Task requirements: Copy out every line that contains "Citur".

## BEGIN The records

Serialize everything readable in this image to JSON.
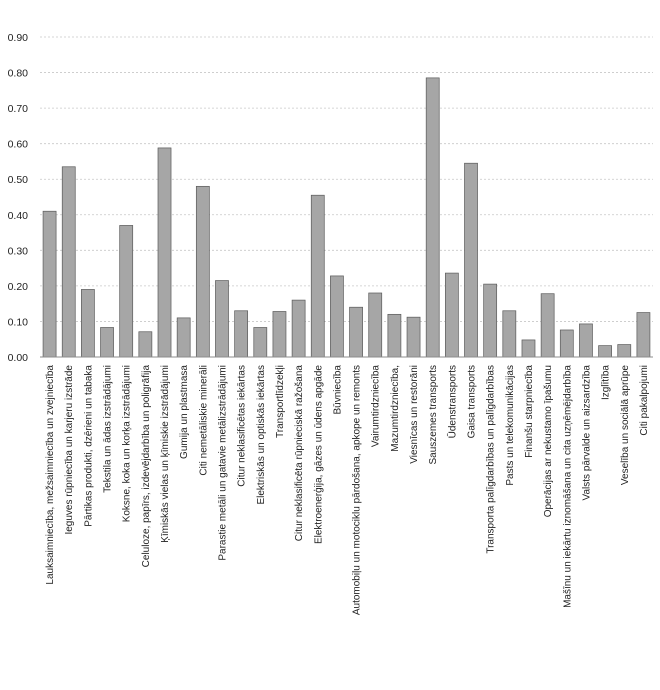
{
  "chart_data": {
    "type": "bar",
    "categories": [
      "Lauksaimniecība, mežsaimniecība un zvejniecība",
      "Ieguves rūpniecība un karjeru izstrāde",
      "Pārtikas produkti, dzērieni un tabaka",
      "Tekstila un ādas izstrādājumi",
      "Koksne, koka un korķa izstrādājumi",
      "Celuloze, papīrs, izdevējdarbība un poligrāfija",
      "Ķīmiskās vielas un ķīmiskie izstrādājumi",
      "Gumija un plastmasa",
      "Citi nemetāliskie minerāli",
      "Parastie metāli un gatavie metālizstrādājumi",
      "Citur neklasificētas iekārtas",
      "Elektriskās un optiskās iekārtas",
      "Transportlīdzekļi",
      "Citur neklasificēta rūpnieciskā ražošana",
      "Elektroenerģija, gāzes un ūdens apgāde",
      "Būvniecība",
      "Automobiļu un motociklu pārdošana, apkope un remonts",
      "Vairumtirdzniecība",
      "Mazumtirdzniecība,",
      "Viesnīcas un restorāni",
      "Sauszemes transports",
      "Ūdenstransports",
      "Gaisa transports",
      "Transporta palīgdarbības un palīgdarbības",
      "Pasts un telekomunikācijas",
      "Finanšu starpniecība",
      "Operācijas ar nekustamo īpašumu",
      "Mašīnu un iekārtu iznomāšana un cita uzņēmējdarbība",
      "Valsts pārvalde un aizsardzība",
      "Izglītība",
      "Veselība un sociālā aprūpe",
      "Citi pakalpojumi"
    ],
    "values": [
      0.41,
      0.535,
      0.19,
      0.083,
      0.37,
      0.071,
      0.588,
      0.11,
      0.48,
      0.215,
      0.13,
      0.083,
      0.128,
      0.16,
      0.455,
      0.228,
      0.14,
      0.18,
      0.12,
      0.112,
      0.785,
      0.236,
      0.545,
      0.205,
      0.13,
      0.048,
      0.178,
      0.076,
      0.093,
      0.032,
      0.035,
      0.125
    ],
    "ylim": [
      0,
      0.9
    ],
    "yticks": [
      "0.00",
      "0.10",
      "0.20",
      "0.30",
      "0.40",
      "0.50",
      "0.60",
      "0.70",
      "0.80",
      "0.90"
    ],
    "grid": true,
    "title": "",
    "xlabel": "",
    "ylabel": "",
    "colors": {
      "bar_fill": "#a6a6a6",
      "bar_stroke": "#5a5a5a",
      "grid": "#c8c8c8"
    }
  }
}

## END The records

Exercise answer:
      "Citur neklasificētas iekārtas",
      "Citur neklasificēta rūpnieciskā ražošana",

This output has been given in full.